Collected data
━━━━━━━━━━━━━━━━━━━━━━━━━━━━━━
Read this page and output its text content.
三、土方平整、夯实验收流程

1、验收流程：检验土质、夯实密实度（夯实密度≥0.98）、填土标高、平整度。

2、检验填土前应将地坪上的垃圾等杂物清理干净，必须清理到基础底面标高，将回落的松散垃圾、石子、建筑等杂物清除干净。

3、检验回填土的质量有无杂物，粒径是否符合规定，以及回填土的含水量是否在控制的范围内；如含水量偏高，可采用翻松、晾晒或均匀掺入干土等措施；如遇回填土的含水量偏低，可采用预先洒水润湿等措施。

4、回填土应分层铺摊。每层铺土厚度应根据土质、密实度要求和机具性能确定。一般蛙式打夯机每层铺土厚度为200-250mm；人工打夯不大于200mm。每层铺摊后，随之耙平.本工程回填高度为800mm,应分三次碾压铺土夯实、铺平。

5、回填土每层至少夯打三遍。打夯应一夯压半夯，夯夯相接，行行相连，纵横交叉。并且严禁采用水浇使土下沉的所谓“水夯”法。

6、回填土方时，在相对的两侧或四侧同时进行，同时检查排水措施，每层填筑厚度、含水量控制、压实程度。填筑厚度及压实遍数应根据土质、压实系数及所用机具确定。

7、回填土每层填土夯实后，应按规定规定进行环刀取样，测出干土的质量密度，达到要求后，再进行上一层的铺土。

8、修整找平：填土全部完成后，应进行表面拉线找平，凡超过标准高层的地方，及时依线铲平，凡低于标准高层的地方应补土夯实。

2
━━━━━━━━━━━━━━━━━━━━━━━━━━━━━━
## Goal
Output the full listing exactly as it stands.

## Finished answer
Read this page and output its text content.
三、土方平整、夯实验收流程

1、验收流程：检验土质、夯实密实度（夯实密度≥0.98）、填土标高、平整度。

2、检验填土前应将地坪上的垃圾等杂物清理干净，必须清理到基础底面标高，将回落的松散垃圾、石子、建筑等杂物清除干净。

3、检验回填土的质量有无杂物，粒径是否符合规定，以及回填土的含水量是否在控制的范围内；如含水量偏高，可采用翻松、晾晒或均匀掺入干土等措施；如遇回填土的含水量偏低，可采用预先洒水润湿等措施。

4、回填土应分层铺摊。每层铺土厚度应根据土质、密实度要求和机具性能确定。一般蛙式打夯机每层铺土厚度为200-250mm；人工打夯不大于200mm。每层铺摊后，随之耙平.本工程回填高度为800mm,应分三次碾压铺土夯实、铺平。

5、回填土每层至少夯打三遍。打夯应一夯压半夯，夯夯相接，行行相连，纵横交叉。并且严禁采用水浇使土下沉的所谓“水夯”法。

6、回填土方时，在相对的两侧或四侧同时进行，同时检查排水措施，每层填筑厚度、含水量控制、压实程度。填筑厚度及压实遍数应根据土质、压实系数及所用机具确定。

7、回填土每层填土夯实后，应按规定规定进行环刀取样，测出干土的质量密度，达到要求后，再进行上一层的铺土。

8、修整找平：填土全部完成后，应进行表面拉线找平，凡超过标准高层的地方，及时依线铲平，凡低于标准高层的地方应补土夯实。

2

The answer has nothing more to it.